DATA IN THIS EXERCISE:
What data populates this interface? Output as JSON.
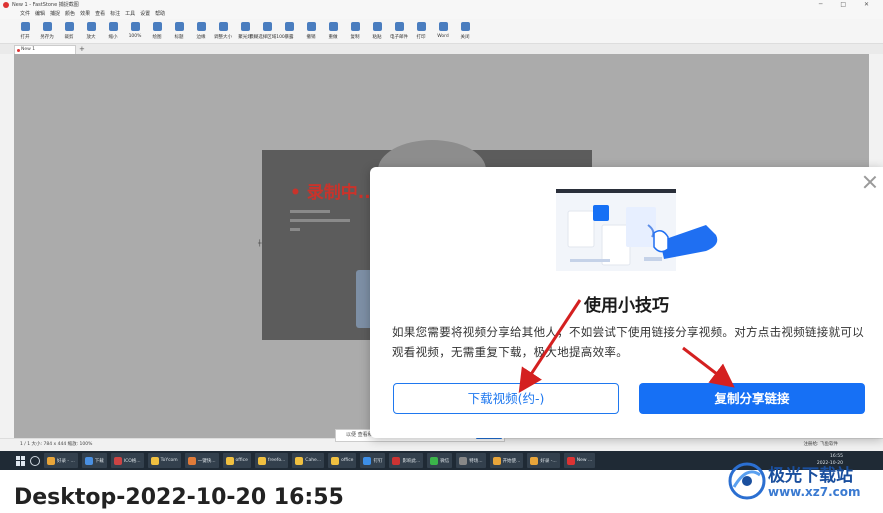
{
  "window": {
    "title": "New 1 - FastStone 捕捉截图",
    "controls": "─ □ ✕"
  },
  "menu": [
    "文件",
    "编辑",
    "捕捉",
    "颜色",
    "效果",
    "查看",
    "标注",
    "工具",
    "设置",
    "帮助"
  ],
  "toolbar": [
    {
      "label": "打开"
    },
    {
      "label": "另存为"
    },
    {
      "label": "裁剪"
    },
    {
      "label": "放大"
    },
    {
      "label": "缩小"
    },
    {
      "label": "100%"
    },
    {
      "label": "绘图"
    },
    {
      "label": "标题"
    },
    {
      "label": "边缘"
    },
    {
      "label": "调整大小"
    },
    {
      "label": "聚光灯"
    },
    {
      "label": "模糊选择区域100"
    },
    {
      "label": "暴露"
    },
    {
      "label": "撤销"
    },
    {
      "label": "重做"
    },
    {
      "label": "复制"
    },
    {
      "label": "粘贴"
    },
    {
      "label": "电子邮件"
    },
    {
      "label": "打印"
    },
    {
      "label": "Word"
    },
    {
      "label": "关闭"
    }
  ],
  "tab": {
    "label": "New 1",
    "add": "+"
  },
  "document": {
    "heading": "• 录制中..."
  },
  "statusbar": {
    "left": "1 / 1    大小: 784 x 444    缩放: 100%",
    "right": "注册给: 飞鱼软件"
  },
  "taskbar": {
    "items": [
      {
        "label": "好录 - ...",
        "color": "#e8a53a"
      },
      {
        "label": "下载",
        "color": "#4a90e2"
      },
      {
        "label": "ICO格...",
        "color": "#cc4444"
      },
      {
        "label": "ToYcom",
        "color": "#f0c040"
      },
      {
        "label": "一键快...",
        "color": "#e07b39"
      },
      {
        "label": "office",
        "color": "#f0c040"
      },
      {
        "label": "freefo...",
        "color": "#f0c040"
      },
      {
        "label": "Cahe...",
        "color": "#f0c040"
      },
      {
        "label": "office",
        "color": "#f0c040"
      },
      {
        "label": "钉钉",
        "color": "#3d8fe8"
      },
      {
        "label": "影响此...",
        "color": "#c33"
      },
      {
        "label": "微信",
        "color": "#3bb44a"
      },
      {
        "label": "特场...",
        "color": "#888"
      },
      {
        "label": "开始使...",
        "color": "#e8a53a"
      },
      {
        "label": "好录 -...",
        "color": "#e8a53a"
      },
      {
        "label": "New ...",
        "color": "#d33"
      }
    ],
    "time": "16:55",
    "date": "2022-10-20"
  },
  "hintbar": {
    "text": "以便 查看和管理录制内容"
  },
  "dialog": {
    "close_icon": "close-icon",
    "title": "使用小技巧",
    "body": "如果您需要将视频分享给其他人，不如尝试下使用链接分享视频。对方点击视频链接就可以观看视频，无需重复下载，极大地提高效率。",
    "download_button": "下载视频(约-)",
    "share_button": "复制分享链接"
  },
  "colors": {
    "accent": "#1670f5",
    "arrow": "#d42020"
  },
  "caption": "Desktop-2022-10-20  16:55",
  "watermark": {
    "title": "极光下载站",
    "url": "www.xz7.com"
  }
}
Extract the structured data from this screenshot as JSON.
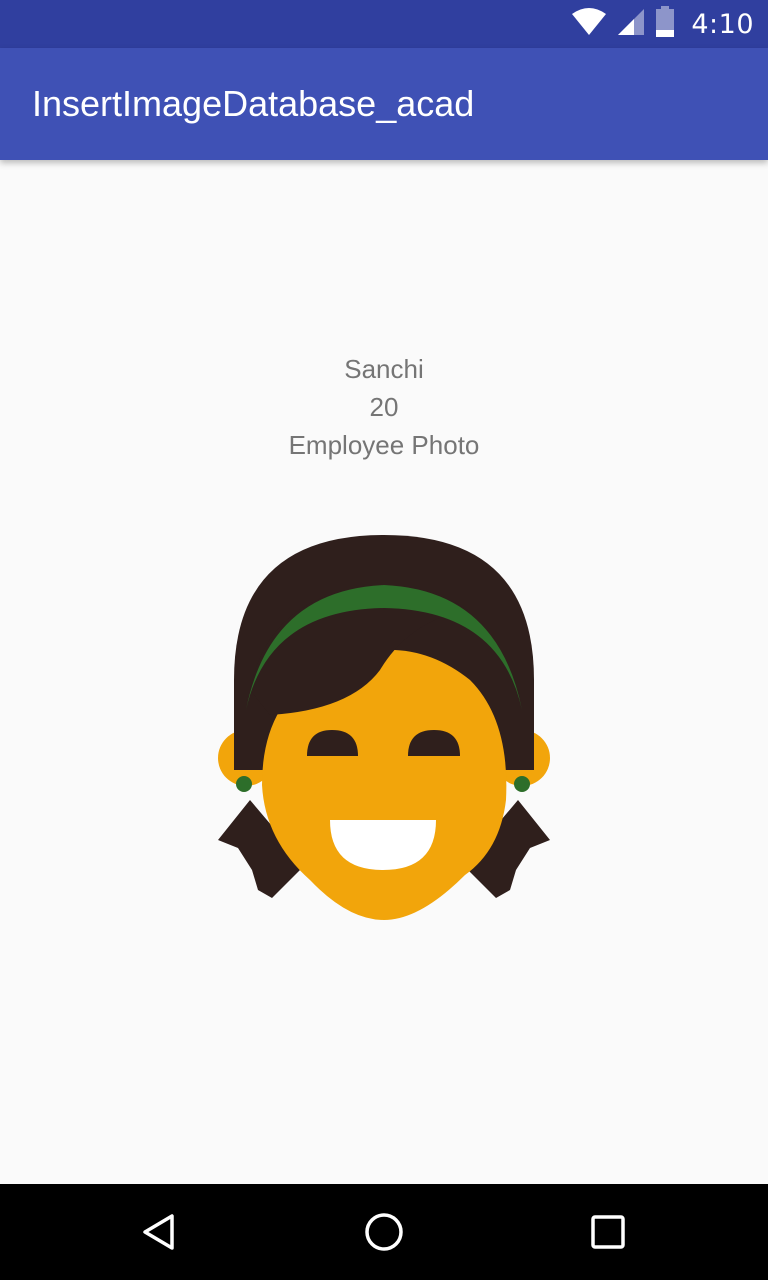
{
  "status_bar": {
    "time": "4:10",
    "icons": [
      "wifi-icon",
      "cell-signal-icon",
      "battery-icon"
    ],
    "color": "#303f9f"
  },
  "app_bar": {
    "title": "InsertImageDatabase_acad",
    "color": "#3f51b5"
  },
  "employee": {
    "name": "Sanchi",
    "age": "20",
    "photo_label": "Employee Photo",
    "photo_icon": "woman-face-avatar"
  },
  "nav_bar": {
    "buttons": [
      "back-icon",
      "home-icon",
      "recents-icon"
    ]
  },
  "colors": {
    "text_secondary": "#757575",
    "skin": "#f2a50b",
    "hair": "#2f1f1c",
    "headband": "#2d6e2a",
    "background": "#fafafa"
  }
}
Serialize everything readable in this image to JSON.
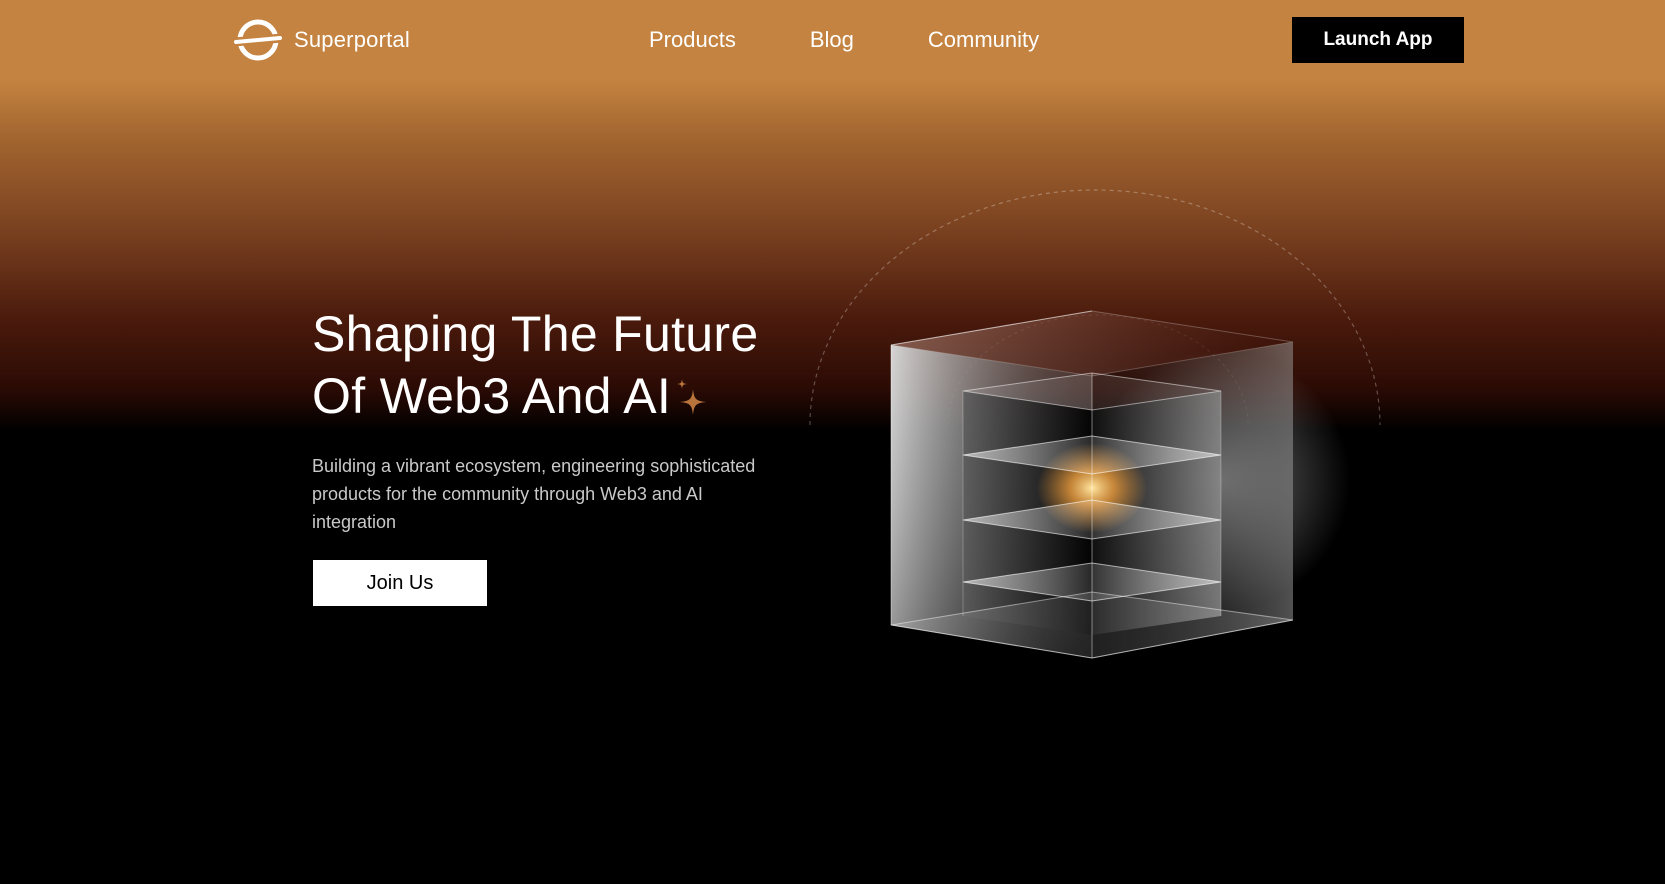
{
  "nav": {
    "brand": "Superportal",
    "links": [
      {
        "label": "Products"
      },
      {
        "label": "Blog"
      },
      {
        "label": "Community"
      }
    ],
    "cta_label": "Launch App"
  },
  "hero": {
    "title_line1": "Shaping The Future",
    "title_line2": "Of Web3 And AI",
    "description": "Building a vibrant ecosystem, engineering sophisticated products for the community through Web3 and AI integration",
    "cta_label": "Join Us"
  },
  "icons": {
    "logo": "superportal-logo-icon",
    "sparkle": "sparkle-icon",
    "illustration": "glass-cube-illustration"
  },
  "colors": {
    "nav_bg": "#c48340",
    "accent": "#c48340",
    "hero_bg": "#000000",
    "primary_button_bg": "#000000",
    "secondary_button_bg": "#ffffff"
  }
}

DIRECTION: Return every line in the listing that contains the word "JSON".

EXERCISE ANSWER:
What data populates this interface? Output as JSON.
Extract the structured data from this screenshot as JSON.
Serialize everything readable in this image to JSON.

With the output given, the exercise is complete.